> Input records

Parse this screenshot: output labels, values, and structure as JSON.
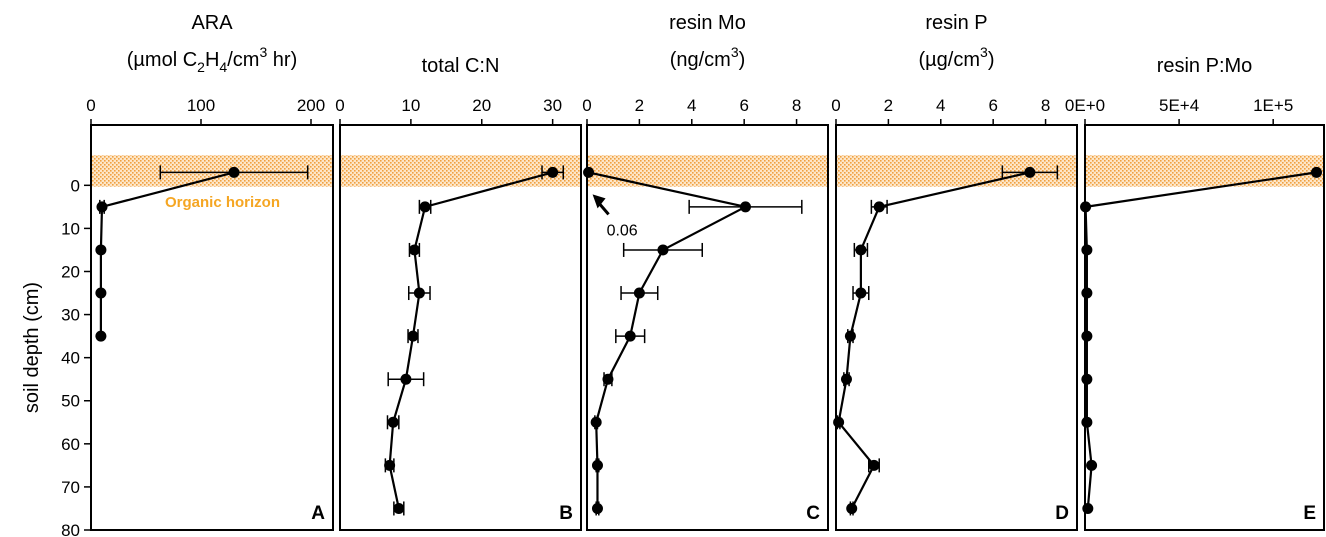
{
  "y_axis": {
    "label": "soil depth (cm)",
    "ticks": [
      0,
      10,
      20,
      30,
      40,
      50,
      60,
      70,
      80
    ],
    "range": [
      80,
      -14
    ],
    "reversed": true
  },
  "horizon": {
    "label": "Organic horizon",
    "color": "#f5a623"
  },
  "chart_data": [
    {
      "type": "line",
      "panel": "A",
      "title": "ARA",
      "xlabel": {
        "t1": "(µmol C",
        "s1": "2",
        "t2": "H",
        "s2": "4",
        "t3": "/cm",
        "sup": "3",
        "t4": " hr)"
      },
      "xlim": [
        0,
        220
      ],
      "xticks": [
        0,
        100,
        200
      ],
      "tick_labels": [
        "0",
        "100",
        "200"
      ],
      "points": [
        {
          "x": 130,
          "y": -3,
          "err": 67
        },
        {
          "x": 10,
          "y": 5,
          "err": 2
        },
        {
          "x": 9,
          "y": 15,
          "err": 0
        },
        {
          "x": 9,
          "y": 25,
          "err": 0
        },
        {
          "x": 9,
          "y": 35,
          "err": 0
        }
      ]
    },
    {
      "type": "line",
      "panel": "B",
      "title": "",
      "xlabel": {
        "t1": "total C:N"
      },
      "xlim": [
        0,
        34
      ],
      "xticks": [
        0,
        10,
        20,
        30
      ],
      "tick_labels": [
        "0",
        "10",
        "20",
        "30"
      ],
      "points": [
        {
          "x": 30,
          "y": -3,
          "err": 1.5
        },
        {
          "x": 12,
          "y": 5,
          "err": 0.8
        },
        {
          "x": 10.5,
          "y": 15,
          "err": 0.7
        },
        {
          "x": 11.2,
          "y": 25,
          "err": 1.5
        },
        {
          "x": 10.3,
          "y": 35,
          "err": 0.7
        },
        {
          "x": 9.3,
          "y": 45,
          "err": 2.5
        },
        {
          "x": 7.5,
          "y": 55,
          "err": 0.8
        },
        {
          "x": 7,
          "y": 65,
          "err": 0.6
        },
        {
          "x": 8.3,
          "y": 75,
          "err": 0.7
        }
      ]
    },
    {
      "type": "line",
      "panel": "C",
      "title": "resin Mo",
      "xlabel": {
        "t1": "(ng/cm",
        "sup": "3",
        "t4": ")"
      },
      "xlim": [
        0,
        9.2
      ],
      "xticks": [
        0,
        2,
        4,
        6,
        8
      ],
      "tick_labels": [
        "0",
        "2",
        "4",
        "6",
        "8"
      ],
      "annotation": "0.06",
      "points": [
        {
          "x": 0.06,
          "y": -3,
          "err": 0
        },
        {
          "x": 6.05,
          "y": 5,
          "err": 2.15
        },
        {
          "x": 2.9,
          "y": 15,
          "err": 1.5
        },
        {
          "x": 2.0,
          "y": 25,
          "err": 0.7
        },
        {
          "x": 1.65,
          "y": 35,
          "err": 0.55
        },
        {
          "x": 0.8,
          "y": 45,
          "err": 0.15
        },
        {
          "x": 0.35,
          "y": 55,
          "err": 0.05
        },
        {
          "x": 0.4,
          "y": 65,
          "err": 0.05
        },
        {
          "x": 0.4,
          "y": 75,
          "err": 0.05
        }
      ]
    },
    {
      "type": "line",
      "panel": "D",
      "title": "resin P",
      "xlabel": {
        "t1": "(µg/cm",
        "sup": "3",
        "t4": ")"
      },
      "xlim": [
        0,
        9.2
      ],
      "xticks": [
        0,
        2,
        4,
        6,
        8
      ],
      "tick_labels": [
        "0",
        "2",
        "4",
        "6",
        "8"
      ],
      "points": [
        {
          "x": 7.4,
          "y": -3,
          "err": 1.05
        },
        {
          "x": 1.65,
          "y": 5,
          "err": 0.3
        },
        {
          "x": 0.95,
          "y": 15,
          "err": 0.25
        },
        {
          "x": 0.95,
          "y": 25,
          "err": 0.3
        },
        {
          "x": 0.55,
          "y": 35,
          "err": 0.1
        },
        {
          "x": 0.4,
          "y": 45,
          "err": 0.1
        },
        {
          "x": 0.1,
          "y": 55,
          "err": 0.05
        },
        {
          "x": 1.45,
          "y": 65,
          "err": 0.2
        },
        {
          "x": 0.6,
          "y": 75,
          "err": 0.05
        }
      ]
    },
    {
      "type": "line",
      "panel": "E",
      "title": "",
      "xlabel": {
        "t1": "resin P:Mo"
      },
      "xlim": [
        0,
        127000
      ],
      "xticks": [
        0,
        50000,
        100000
      ],
      "tick_labels": [
        "0E+0",
        "5E+4",
        "1E+5"
      ],
      "points": [
        {
          "x": 123000,
          "y": -3,
          "err": 0
        },
        {
          "x": 300,
          "y": 5,
          "err": 0
        },
        {
          "x": 1000,
          "y": 15,
          "err": 0
        },
        {
          "x": 1000,
          "y": 25,
          "err": 0
        },
        {
          "x": 1000,
          "y": 35,
          "err": 0
        },
        {
          "x": 1000,
          "y": 45,
          "err": 0
        },
        {
          "x": 1000,
          "y": 55,
          "err": 0
        },
        {
          "x": 3500,
          "y": 65,
          "err": 0
        },
        {
          "x": 1500,
          "y": 75,
          "err": 0
        }
      ]
    }
  ]
}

> What to produce
Write out the whole listing exactly, and drop the pictures.

> Solution
Parse this screenshot: output labels, values, and structure as JSON.
{
  "y_axis": {
    "label": "soil depth (cm)",
    "ticks": [
      0,
      10,
      20,
      30,
      40,
      50,
      60,
      70,
      80
    ],
    "range": [
      80,
      -14
    ],
    "reversed": true
  },
  "horizon": {
    "label": "Organic horizon",
    "color": "#f5a623"
  },
  "chart_data": [
    {
      "type": "line",
      "panel": "A",
      "title": "ARA",
      "xlabel": {
        "t1": "(µmol C",
        "s1": "2",
        "t2": "H",
        "s2": "4",
        "t3": "/cm",
        "sup": "3",
        "t4": " hr)"
      },
      "xlim": [
        0,
        220
      ],
      "xticks": [
        0,
        100,
        200
      ],
      "tick_labels": [
        "0",
        "100",
        "200"
      ],
      "points": [
        {
          "x": 130,
          "y": -3,
          "err": 67
        },
        {
          "x": 10,
          "y": 5,
          "err": 2
        },
        {
          "x": 9,
          "y": 15,
          "err": 0
        },
        {
          "x": 9,
          "y": 25,
          "err": 0
        },
        {
          "x": 9,
          "y": 35,
          "err": 0
        }
      ]
    },
    {
      "type": "line",
      "panel": "B",
      "title": "",
      "xlabel": {
        "t1": "total C:N"
      },
      "xlim": [
        0,
        34
      ],
      "xticks": [
        0,
        10,
        20,
        30
      ],
      "tick_labels": [
        "0",
        "10",
        "20",
        "30"
      ],
      "points": [
        {
          "x": 30,
          "y": -3,
          "err": 1.5
        },
        {
          "x": 12,
          "y": 5,
          "err": 0.8
        },
        {
          "x": 10.5,
          "y": 15,
          "err": 0.7
        },
        {
          "x": 11.2,
          "y": 25,
          "err": 1.5
        },
        {
          "x": 10.3,
          "y": 35,
          "err": 0.7
        },
        {
          "x": 9.3,
          "y": 45,
          "err": 2.5
        },
        {
          "x": 7.5,
          "y": 55,
          "err": 0.8
        },
        {
          "x": 7,
          "y": 65,
          "err": 0.6
        },
        {
          "x": 8.3,
          "y": 75,
          "err": 0.7
        }
      ]
    },
    {
      "type": "line",
      "panel": "C",
      "title": "resin Mo",
      "xlabel": {
        "t1": "(ng/cm",
        "sup": "3",
        "t4": ")"
      },
      "xlim": [
        0,
        9.2
      ],
      "xticks": [
        0,
        2,
        4,
        6,
        8
      ],
      "tick_labels": [
        "0",
        "2",
        "4",
        "6",
        "8"
      ],
      "annotation": "0.06",
      "points": [
        {
          "x": 0.06,
          "y": -3,
          "err": 0
        },
        {
          "x": 6.05,
          "y": 5,
          "err": 2.15
        },
        {
          "x": 2.9,
          "y": 15,
          "err": 1.5
        },
        {
          "x": 2.0,
          "y": 25,
          "err": 0.7
        },
        {
          "x": 1.65,
          "y": 35,
          "err": 0.55
        },
        {
          "x": 0.8,
          "y": 45,
          "err": 0.15
        },
        {
          "x": 0.35,
          "y": 55,
          "err": 0.05
        },
        {
          "x": 0.4,
          "y": 65,
          "err": 0.05
        },
        {
          "x": 0.4,
          "y": 75,
          "err": 0.05
        }
      ]
    },
    {
      "type": "line",
      "panel": "D",
      "title": "resin P",
      "xlabel": {
        "t1": "(µg/cm",
        "sup": "3",
        "t4": ")"
      },
      "xlim": [
        0,
        9.2
      ],
      "xticks": [
        0,
        2,
        4,
        6,
        8
      ],
      "tick_labels": [
        "0",
        "2",
        "4",
        "6",
        "8"
      ],
      "points": [
        {
          "x": 7.4,
          "y": -3,
          "err": 1.05
        },
        {
          "x": 1.65,
          "y": 5,
          "err": 0.3
        },
        {
          "x": 0.95,
          "y": 15,
          "err": 0.25
        },
        {
          "x": 0.95,
          "y": 25,
          "err": 0.3
        },
        {
          "x": 0.55,
          "y": 35,
          "err": 0.1
        },
        {
          "x": 0.4,
          "y": 45,
          "err": 0.1
        },
        {
          "x": 0.1,
          "y": 55,
          "err": 0.05
        },
        {
          "x": 1.45,
          "y": 65,
          "err": 0.2
        },
        {
          "x": 0.6,
          "y": 75,
          "err": 0.05
        }
      ]
    },
    {
      "type": "line",
      "panel": "E",
      "title": "",
      "xlabel": {
        "t1": "resin P:Mo"
      },
      "xlim": [
        0,
        127000
      ],
      "xticks": [
        0,
        50000,
        100000
      ],
      "tick_labels": [
        "0E+0",
        "5E+4",
        "1E+5"
      ],
      "points": [
        {
          "x": 123000,
          "y": -3,
          "err": 0
        },
        {
          "x": 300,
          "y": 5,
          "err": 0
        },
        {
          "x": 1000,
          "y": 15,
          "err": 0
        },
        {
          "x": 1000,
          "y": 25,
          "err": 0
        },
        {
          "x": 1000,
          "y": 35,
          "err": 0
        },
        {
          "x": 1000,
          "y": 45,
          "err": 0
        },
        {
          "x": 1000,
          "y": 55,
          "err": 0
        },
        {
          "x": 3500,
          "y": 65,
          "err": 0
        },
        {
          "x": 1500,
          "y": 75,
          "err": 0
        }
      ]
    }
  ]
}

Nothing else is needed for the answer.